== Exercise goal ==
Using the listing below, extract each line that has the word "caption" in it.

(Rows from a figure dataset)
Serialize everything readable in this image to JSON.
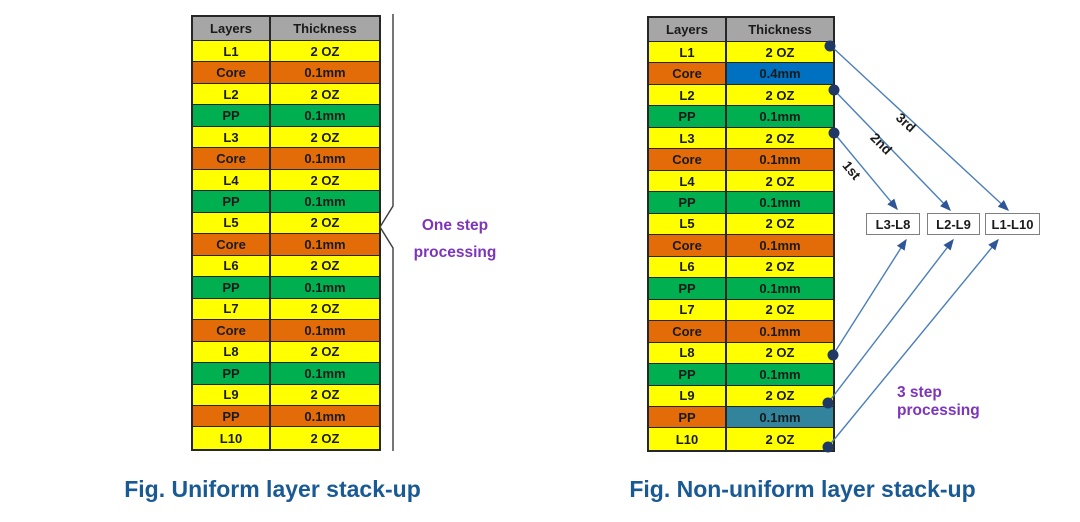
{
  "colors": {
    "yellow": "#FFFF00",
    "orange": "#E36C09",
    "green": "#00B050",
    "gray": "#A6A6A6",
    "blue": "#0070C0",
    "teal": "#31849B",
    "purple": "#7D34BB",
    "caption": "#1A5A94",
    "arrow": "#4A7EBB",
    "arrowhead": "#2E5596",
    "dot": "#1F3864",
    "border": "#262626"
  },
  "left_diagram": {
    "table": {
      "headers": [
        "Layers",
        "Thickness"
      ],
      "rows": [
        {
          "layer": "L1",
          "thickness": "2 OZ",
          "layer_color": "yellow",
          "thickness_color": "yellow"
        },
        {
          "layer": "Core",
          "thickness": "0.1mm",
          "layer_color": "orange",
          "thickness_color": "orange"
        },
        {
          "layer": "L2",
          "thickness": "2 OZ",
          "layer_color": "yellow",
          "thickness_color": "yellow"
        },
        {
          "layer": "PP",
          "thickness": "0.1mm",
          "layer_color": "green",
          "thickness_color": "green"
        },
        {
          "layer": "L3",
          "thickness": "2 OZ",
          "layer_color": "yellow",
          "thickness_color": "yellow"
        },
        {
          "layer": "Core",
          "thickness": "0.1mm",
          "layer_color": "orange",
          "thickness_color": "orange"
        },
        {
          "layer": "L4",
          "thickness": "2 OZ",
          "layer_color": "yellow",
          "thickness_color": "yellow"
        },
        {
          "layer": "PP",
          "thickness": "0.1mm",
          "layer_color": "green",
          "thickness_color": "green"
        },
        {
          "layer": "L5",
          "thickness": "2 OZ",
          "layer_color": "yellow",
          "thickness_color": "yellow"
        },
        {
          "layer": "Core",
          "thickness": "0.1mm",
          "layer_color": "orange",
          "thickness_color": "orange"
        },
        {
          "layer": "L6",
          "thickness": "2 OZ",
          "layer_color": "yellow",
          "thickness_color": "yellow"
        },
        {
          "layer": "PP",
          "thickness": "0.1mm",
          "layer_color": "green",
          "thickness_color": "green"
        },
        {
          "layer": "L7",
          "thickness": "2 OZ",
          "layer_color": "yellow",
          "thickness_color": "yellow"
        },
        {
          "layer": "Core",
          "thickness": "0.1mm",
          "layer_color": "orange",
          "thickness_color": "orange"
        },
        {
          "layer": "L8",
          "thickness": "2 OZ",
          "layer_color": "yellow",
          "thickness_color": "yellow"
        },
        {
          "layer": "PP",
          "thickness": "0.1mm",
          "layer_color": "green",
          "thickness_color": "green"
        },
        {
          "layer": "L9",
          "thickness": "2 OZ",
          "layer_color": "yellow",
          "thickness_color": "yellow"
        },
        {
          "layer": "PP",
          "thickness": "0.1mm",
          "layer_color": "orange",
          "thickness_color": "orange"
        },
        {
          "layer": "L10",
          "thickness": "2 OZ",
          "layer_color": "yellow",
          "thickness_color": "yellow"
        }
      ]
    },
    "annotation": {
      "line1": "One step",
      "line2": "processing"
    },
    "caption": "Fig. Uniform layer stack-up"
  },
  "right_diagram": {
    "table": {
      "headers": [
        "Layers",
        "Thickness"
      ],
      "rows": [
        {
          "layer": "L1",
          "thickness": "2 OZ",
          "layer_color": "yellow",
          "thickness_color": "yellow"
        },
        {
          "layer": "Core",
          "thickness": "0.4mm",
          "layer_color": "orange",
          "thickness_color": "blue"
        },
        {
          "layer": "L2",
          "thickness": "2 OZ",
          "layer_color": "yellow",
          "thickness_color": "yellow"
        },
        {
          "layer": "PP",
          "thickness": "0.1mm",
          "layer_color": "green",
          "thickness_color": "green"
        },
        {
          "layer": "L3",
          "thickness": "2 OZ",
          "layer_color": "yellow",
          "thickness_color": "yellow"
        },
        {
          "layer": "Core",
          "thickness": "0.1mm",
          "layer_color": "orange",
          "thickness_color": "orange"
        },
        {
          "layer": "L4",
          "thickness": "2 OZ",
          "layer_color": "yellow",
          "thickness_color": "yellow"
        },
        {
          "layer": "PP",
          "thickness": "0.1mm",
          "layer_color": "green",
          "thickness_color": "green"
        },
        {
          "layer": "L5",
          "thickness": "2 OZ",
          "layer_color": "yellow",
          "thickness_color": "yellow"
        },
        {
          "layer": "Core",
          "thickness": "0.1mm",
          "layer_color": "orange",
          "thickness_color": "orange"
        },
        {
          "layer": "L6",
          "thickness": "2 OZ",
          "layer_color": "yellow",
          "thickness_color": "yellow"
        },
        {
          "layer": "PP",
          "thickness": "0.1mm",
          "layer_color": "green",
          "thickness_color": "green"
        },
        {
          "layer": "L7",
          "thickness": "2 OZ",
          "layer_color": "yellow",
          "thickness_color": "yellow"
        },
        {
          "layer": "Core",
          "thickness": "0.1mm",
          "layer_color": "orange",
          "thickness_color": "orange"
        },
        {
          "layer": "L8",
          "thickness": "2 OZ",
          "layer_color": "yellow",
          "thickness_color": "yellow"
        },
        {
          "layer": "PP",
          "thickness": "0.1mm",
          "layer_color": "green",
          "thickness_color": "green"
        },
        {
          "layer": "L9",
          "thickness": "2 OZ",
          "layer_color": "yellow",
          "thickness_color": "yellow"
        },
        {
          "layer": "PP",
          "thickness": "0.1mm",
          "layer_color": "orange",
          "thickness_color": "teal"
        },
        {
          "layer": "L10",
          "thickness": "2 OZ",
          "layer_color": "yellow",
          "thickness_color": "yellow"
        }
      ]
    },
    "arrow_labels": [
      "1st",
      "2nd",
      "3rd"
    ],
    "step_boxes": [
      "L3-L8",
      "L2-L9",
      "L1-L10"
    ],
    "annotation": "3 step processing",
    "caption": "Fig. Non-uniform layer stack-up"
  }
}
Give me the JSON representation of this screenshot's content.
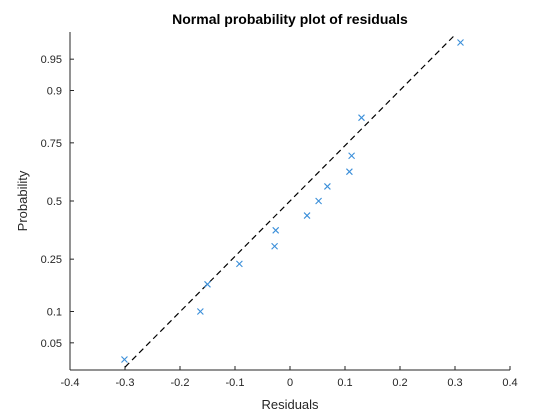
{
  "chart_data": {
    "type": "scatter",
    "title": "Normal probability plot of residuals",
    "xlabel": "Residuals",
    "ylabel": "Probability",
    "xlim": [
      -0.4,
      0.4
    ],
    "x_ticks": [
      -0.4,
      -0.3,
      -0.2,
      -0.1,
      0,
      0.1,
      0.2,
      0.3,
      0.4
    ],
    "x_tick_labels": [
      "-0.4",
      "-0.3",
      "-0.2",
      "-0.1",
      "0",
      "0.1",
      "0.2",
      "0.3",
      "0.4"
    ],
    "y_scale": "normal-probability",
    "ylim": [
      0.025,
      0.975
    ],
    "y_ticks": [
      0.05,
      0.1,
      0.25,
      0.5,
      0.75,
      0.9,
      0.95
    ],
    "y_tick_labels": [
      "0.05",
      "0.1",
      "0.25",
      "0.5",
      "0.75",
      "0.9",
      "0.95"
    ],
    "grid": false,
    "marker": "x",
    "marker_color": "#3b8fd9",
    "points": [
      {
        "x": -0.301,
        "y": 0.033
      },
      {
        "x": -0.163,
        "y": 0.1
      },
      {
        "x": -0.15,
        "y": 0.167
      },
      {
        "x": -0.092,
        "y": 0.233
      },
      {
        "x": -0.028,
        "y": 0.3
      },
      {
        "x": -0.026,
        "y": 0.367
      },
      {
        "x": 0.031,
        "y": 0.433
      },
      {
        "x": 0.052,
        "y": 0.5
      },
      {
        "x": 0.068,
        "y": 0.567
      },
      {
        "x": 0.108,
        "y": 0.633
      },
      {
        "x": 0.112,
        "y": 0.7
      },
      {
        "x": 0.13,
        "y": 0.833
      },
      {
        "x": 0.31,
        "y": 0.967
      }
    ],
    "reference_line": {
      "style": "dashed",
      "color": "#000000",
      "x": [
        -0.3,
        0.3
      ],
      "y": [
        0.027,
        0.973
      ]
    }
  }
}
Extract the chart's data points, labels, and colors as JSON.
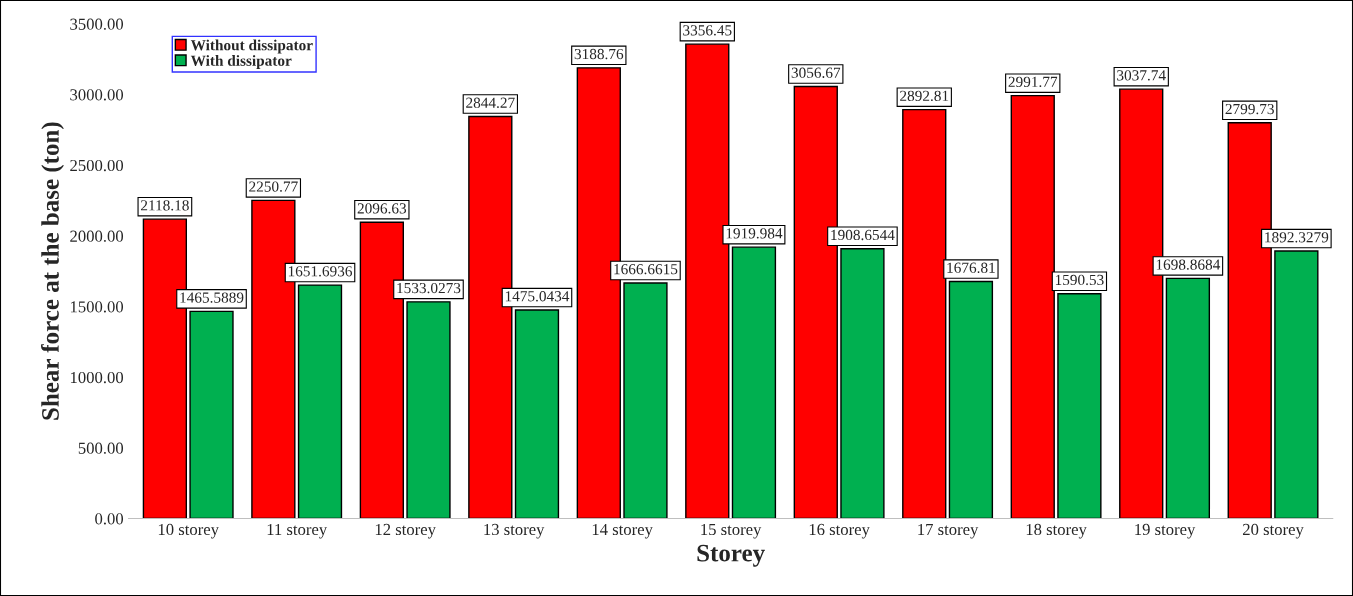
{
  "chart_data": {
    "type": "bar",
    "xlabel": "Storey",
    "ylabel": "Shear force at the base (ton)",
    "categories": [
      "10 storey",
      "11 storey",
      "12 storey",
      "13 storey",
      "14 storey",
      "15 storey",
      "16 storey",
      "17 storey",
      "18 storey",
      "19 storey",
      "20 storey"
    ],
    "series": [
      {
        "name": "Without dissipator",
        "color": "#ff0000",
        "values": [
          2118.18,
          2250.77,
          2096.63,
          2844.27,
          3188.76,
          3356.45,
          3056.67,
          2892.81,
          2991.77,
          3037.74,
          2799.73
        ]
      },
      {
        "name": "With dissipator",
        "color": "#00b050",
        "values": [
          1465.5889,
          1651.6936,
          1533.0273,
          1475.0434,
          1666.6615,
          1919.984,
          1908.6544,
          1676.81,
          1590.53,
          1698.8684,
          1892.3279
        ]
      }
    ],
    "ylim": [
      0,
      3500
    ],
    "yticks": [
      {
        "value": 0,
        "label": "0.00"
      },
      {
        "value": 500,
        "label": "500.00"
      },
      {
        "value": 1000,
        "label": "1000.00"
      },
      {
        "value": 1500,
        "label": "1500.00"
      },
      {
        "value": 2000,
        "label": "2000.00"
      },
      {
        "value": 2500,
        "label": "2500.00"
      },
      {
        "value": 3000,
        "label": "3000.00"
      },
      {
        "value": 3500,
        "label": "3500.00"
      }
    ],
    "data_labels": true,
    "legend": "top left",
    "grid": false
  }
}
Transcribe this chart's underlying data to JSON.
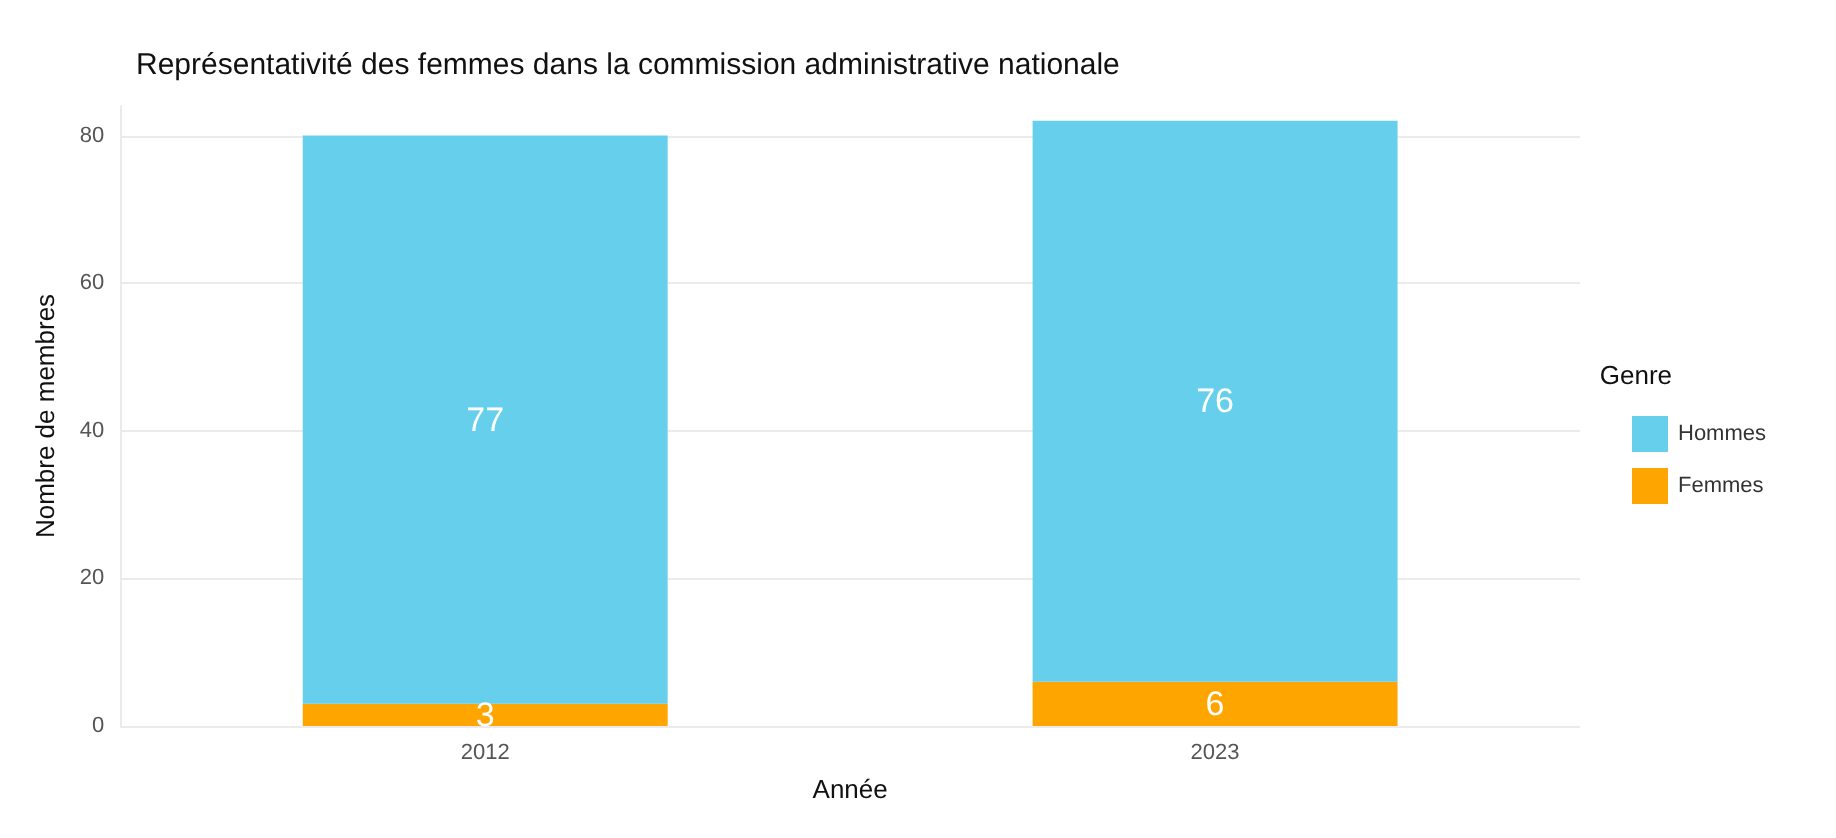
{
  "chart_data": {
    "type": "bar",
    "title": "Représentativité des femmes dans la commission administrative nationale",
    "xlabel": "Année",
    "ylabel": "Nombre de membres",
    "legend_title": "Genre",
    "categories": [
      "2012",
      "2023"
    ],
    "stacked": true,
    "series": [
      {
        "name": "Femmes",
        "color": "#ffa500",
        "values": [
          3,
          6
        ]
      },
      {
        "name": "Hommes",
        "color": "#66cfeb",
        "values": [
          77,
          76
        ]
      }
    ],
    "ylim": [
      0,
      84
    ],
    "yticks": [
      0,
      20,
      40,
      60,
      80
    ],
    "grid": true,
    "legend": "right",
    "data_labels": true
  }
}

== Reply ==
    "caption": "#1A5A94",
    "caption": "Fig. Uniform layer stack-up"
    "caption": "Fig. Non-uniform layer stack-up"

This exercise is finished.